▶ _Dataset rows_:
_ _ _ _
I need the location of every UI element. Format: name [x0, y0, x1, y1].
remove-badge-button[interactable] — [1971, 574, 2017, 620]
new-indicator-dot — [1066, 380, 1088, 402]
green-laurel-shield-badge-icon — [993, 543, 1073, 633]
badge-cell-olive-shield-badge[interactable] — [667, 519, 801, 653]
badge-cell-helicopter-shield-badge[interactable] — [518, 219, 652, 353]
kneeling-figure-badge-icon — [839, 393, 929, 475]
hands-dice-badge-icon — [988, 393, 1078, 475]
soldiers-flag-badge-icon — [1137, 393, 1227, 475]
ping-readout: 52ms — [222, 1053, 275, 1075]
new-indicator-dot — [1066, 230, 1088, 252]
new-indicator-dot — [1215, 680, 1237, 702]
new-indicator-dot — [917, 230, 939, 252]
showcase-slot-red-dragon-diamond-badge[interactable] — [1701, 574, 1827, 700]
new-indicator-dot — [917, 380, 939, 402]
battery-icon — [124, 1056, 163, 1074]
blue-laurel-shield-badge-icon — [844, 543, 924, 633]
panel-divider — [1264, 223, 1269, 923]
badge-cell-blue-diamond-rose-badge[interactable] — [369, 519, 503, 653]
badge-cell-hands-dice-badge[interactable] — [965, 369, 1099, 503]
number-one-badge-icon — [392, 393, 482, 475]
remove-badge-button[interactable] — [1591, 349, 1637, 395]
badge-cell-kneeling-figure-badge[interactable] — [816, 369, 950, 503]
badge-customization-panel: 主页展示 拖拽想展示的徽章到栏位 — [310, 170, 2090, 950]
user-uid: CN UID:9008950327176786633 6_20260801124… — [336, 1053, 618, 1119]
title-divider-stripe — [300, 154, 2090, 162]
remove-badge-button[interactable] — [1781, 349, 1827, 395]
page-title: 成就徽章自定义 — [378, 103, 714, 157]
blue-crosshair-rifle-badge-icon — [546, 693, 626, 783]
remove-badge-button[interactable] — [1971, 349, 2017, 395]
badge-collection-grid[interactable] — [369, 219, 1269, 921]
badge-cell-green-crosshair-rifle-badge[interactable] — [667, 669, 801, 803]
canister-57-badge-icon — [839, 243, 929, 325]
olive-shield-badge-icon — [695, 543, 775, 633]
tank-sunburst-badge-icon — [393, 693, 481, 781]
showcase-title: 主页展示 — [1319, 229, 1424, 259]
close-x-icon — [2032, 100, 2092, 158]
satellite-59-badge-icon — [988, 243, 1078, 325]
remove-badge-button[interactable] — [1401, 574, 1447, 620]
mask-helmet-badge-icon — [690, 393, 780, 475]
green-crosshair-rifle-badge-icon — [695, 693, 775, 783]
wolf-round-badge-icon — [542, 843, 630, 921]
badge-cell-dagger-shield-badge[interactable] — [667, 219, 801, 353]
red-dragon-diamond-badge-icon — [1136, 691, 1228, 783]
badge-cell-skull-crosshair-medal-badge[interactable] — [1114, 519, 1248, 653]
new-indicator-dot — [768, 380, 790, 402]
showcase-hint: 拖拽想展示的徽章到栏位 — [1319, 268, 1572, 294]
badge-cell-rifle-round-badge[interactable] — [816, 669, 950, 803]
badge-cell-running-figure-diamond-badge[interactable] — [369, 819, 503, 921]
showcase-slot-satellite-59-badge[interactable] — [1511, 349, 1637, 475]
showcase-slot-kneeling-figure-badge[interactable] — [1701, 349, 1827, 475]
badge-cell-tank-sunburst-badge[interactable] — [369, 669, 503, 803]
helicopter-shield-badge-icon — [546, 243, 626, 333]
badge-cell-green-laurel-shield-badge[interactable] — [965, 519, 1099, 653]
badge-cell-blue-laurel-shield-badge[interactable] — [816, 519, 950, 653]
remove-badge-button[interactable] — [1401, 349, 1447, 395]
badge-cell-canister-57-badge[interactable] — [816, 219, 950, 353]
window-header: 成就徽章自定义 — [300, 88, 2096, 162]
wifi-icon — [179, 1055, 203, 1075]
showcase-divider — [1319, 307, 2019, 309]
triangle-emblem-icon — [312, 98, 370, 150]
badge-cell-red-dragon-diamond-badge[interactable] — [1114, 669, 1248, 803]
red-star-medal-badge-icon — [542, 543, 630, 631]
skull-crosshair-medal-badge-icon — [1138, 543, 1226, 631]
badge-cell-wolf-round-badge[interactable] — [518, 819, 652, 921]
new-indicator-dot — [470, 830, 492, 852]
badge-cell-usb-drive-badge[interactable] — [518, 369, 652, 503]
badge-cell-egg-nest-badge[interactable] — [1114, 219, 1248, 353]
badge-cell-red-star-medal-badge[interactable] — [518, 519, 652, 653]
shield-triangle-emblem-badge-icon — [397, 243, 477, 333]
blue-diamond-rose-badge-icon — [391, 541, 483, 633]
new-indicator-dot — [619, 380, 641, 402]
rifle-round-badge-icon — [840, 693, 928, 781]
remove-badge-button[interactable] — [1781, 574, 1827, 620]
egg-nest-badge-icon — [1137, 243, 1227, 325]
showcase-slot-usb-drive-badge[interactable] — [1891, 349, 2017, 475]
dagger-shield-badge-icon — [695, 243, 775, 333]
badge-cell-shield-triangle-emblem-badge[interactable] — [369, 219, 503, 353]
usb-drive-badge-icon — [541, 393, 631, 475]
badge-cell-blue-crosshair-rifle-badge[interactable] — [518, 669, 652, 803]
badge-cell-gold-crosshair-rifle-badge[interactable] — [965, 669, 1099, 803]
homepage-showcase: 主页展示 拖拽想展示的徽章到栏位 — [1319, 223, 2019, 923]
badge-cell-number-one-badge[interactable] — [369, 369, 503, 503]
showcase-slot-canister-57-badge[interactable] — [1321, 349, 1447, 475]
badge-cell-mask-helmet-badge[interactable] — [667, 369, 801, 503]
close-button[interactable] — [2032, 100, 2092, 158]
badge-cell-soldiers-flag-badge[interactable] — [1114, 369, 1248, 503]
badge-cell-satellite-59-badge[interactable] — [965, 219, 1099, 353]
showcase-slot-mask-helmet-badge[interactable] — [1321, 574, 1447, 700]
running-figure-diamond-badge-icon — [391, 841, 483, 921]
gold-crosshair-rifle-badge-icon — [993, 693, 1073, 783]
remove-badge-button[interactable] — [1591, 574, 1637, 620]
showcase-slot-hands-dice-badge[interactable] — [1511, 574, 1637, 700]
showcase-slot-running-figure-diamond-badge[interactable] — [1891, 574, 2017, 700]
_ _ _ _
▶ _Task to complete_: Rewrite all of the records above, swapping each occurrence of "new-indicator-dot" for "unread-indicator-dot" and leaving every other character untouched.

▶ _Response_:
I need the location of every UI element. Format: name [x0, y0, x1, y1].
remove-badge-button[interactable] — [1971, 574, 2017, 620]
unread-indicator-dot — [1066, 380, 1088, 402]
green-laurel-shield-badge-icon — [993, 543, 1073, 633]
badge-cell-olive-shield-badge[interactable] — [667, 519, 801, 653]
badge-cell-helicopter-shield-badge[interactable] — [518, 219, 652, 353]
kneeling-figure-badge-icon — [839, 393, 929, 475]
hands-dice-badge-icon — [988, 393, 1078, 475]
soldiers-flag-badge-icon — [1137, 393, 1227, 475]
ping-readout: 52ms — [222, 1053, 275, 1075]
unread-indicator-dot — [1066, 230, 1088, 252]
unread-indicator-dot — [1215, 680, 1237, 702]
unread-indicator-dot — [917, 230, 939, 252]
showcase-slot-red-dragon-diamond-badge[interactable] — [1701, 574, 1827, 700]
unread-indicator-dot — [917, 380, 939, 402]
battery-icon — [124, 1056, 163, 1074]
blue-laurel-shield-badge-icon — [844, 543, 924, 633]
panel-divider — [1264, 223, 1269, 923]
badge-cell-blue-diamond-rose-badge[interactable] — [369, 519, 503, 653]
badge-cell-hands-dice-badge[interactable] — [965, 369, 1099, 503]
number-one-badge-icon — [392, 393, 482, 475]
remove-badge-button[interactable] — [1591, 349, 1637, 395]
badge-cell-kneeling-figure-badge[interactable] — [816, 369, 950, 503]
badge-customization-panel: 主页展示 拖拽想展示的徽章到栏位 — [310, 170, 2090, 950]
user-uid: CN UID:9008950327176786633 6_20260801124… — [336, 1053, 618, 1119]
title-divider-stripe — [300, 154, 2090, 162]
remove-badge-button[interactable] — [1781, 349, 1827, 395]
page-title: 成就徽章自定义 — [378, 103, 714, 157]
blue-crosshair-rifle-badge-icon — [546, 693, 626, 783]
remove-badge-button[interactable] — [1971, 349, 2017, 395]
badge-collection-grid[interactable] — [369, 219, 1269, 921]
badge-cell-green-crosshair-rifle-badge[interactable] — [667, 669, 801, 803]
canister-57-badge-icon — [839, 243, 929, 325]
olive-shield-badge-icon — [695, 543, 775, 633]
tank-sunburst-badge-icon — [393, 693, 481, 781]
showcase-title: 主页展示 — [1319, 229, 1424, 259]
close-x-icon — [2032, 100, 2092, 158]
satellite-59-badge-icon — [988, 243, 1078, 325]
remove-badge-button[interactable] — [1401, 574, 1447, 620]
mask-helmet-badge-icon — [690, 393, 780, 475]
green-crosshair-rifle-badge-icon — [695, 693, 775, 783]
wolf-round-badge-icon — [542, 843, 630, 921]
badge-cell-dagger-shield-badge[interactable] — [667, 219, 801, 353]
red-dragon-diamond-badge-icon — [1136, 691, 1228, 783]
badge-cell-skull-crosshair-medal-badge[interactable] — [1114, 519, 1248, 653]
unread-indicator-dot — [768, 380, 790, 402]
showcase-hint: 拖拽想展示的徽章到栏位 — [1319, 268, 1572, 294]
badge-cell-rifle-round-badge[interactable] — [816, 669, 950, 803]
badge-cell-running-figure-diamond-badge[interactable] — [369, 819, 503, 921]
showcase-slot-satellite-59-badge[interactable] — [1511, 349, 1637, 475]
showcase-slot-kneeling-figure-badge[interactable] — [1701, 349, 1827, 475]
badge-cell-tank-sunburst-badge[interactable] — [369, 669, 503, 803]
helicopter-shield-badge-icon — [546, 243, 626, 333]
badge-cell-green-laurel-shield-badge[interactable] — [965, 519, 1099, 653]
badge-cell-blue-laurel-shield-badge[interactable] — [816, 519, 950, 653]
remove-badge-button[interactable] — [1401, 349, 1447, 395]
badge-cell-canister-57-badge[interactable] — [816, 219, 950, 353]
window-header: 成就徽章自定义 — [300, 88, 2096, 162]
wifi-icon — [179, 1055, 203, 1075]
showcase-divider — [1319, 307, 2019, 309]
triangle-emblem-icon — [312, 98, 370, 150]
badge-cell-red-dragon-diamond-badge[interactable] — [1114, 669, 1248, 803]
red-star-medal-badge-icon — [542, 543, 630, 631]
skull-crosshair-medal-badge-icon — [1138, 543, 1226, 631]
badge-cell-wolf-round-badge[interactable] — [518, 819, 652, 921]
unread-indicator-dot — [470, 830, 492, 852]
badge-cell-usb-drive-badge[interactable] — [518, 369, 652, 503]
badge-cell-egg-nest-badge[interactable] — [1114, 219, 1248, 353]
badge-cell-red-star-medal-badge[interactable] — [518, 519, 652, 653]
shield-triangle-emblem-badge-icon — [397, 243, 477, 333]
blue-diamond-rose-badge-icon — [391, 541, 483, 633]
unread-indicator-dot — [619, 380, 641, 402]
rifle-round-badge-icon — [840, 693, 928, 781]
remove-badge-button[interactable] — [1781, 574, 1827, 620]
egg-nest-badge-icon — [1137, 243, 1227, 325]
showcase-slot-usb-drive-badge[interactable] — [1891, 349, 2017, 475]
dagger-shield-badge-icon — [695, 243, 775, 333]
badge-cell-shield-triangle-emblem-badge[interactable] — [369, 219, 503, 353]
usb-drive-badge-icon — [541, 393, 631, 475]
badge-cell-blue-crosshair-rifle-badge[interactable] — [518, 669, 652, 803]
badge-cell-gold-crosshair-rifle-badge[interactable] — [965, 669, 1099, 803]
homepage-showcase: 主页展示 拖拽想展示的徽章到栏位 — [1319, 223, 2019, 923]
badge-cell-number-one-badge[interactable] — [369, 369, 503, 503]
showcase-slot-canister-57-badge[interactable] — [1321, 349, 1447, 475]
badge-cell-mask-helmet-badge[interactable] — [667, 369, 801, 503]
close-button[interactable] — [2032, 100, 2092, 158]
badge-cell-soldiers-flag-badge[interactable] — [1114, 369, 1248, 503]
badge-cell-satellite-59-badge[interactable] — [965, 219, 1099, 353]
showcase-slot-mask-helmet-badge[interactable] — [1321, 574, 1447, 700]
running-figure-diamond-badge-icon — [391, 841, 483, 921]
gold-crosshair-rifle-badge-icon — [993, 693, 1073, 783]
remove-badge-button[interactable] — [1591, 574, 1637, 620]
showcase-slot-hands-dice-badge[interactable] — [1511, 574, 1637, 700]
showcase-slot-running-figure-diamond-badge[interactable] — [1891, 574, 2017, 700]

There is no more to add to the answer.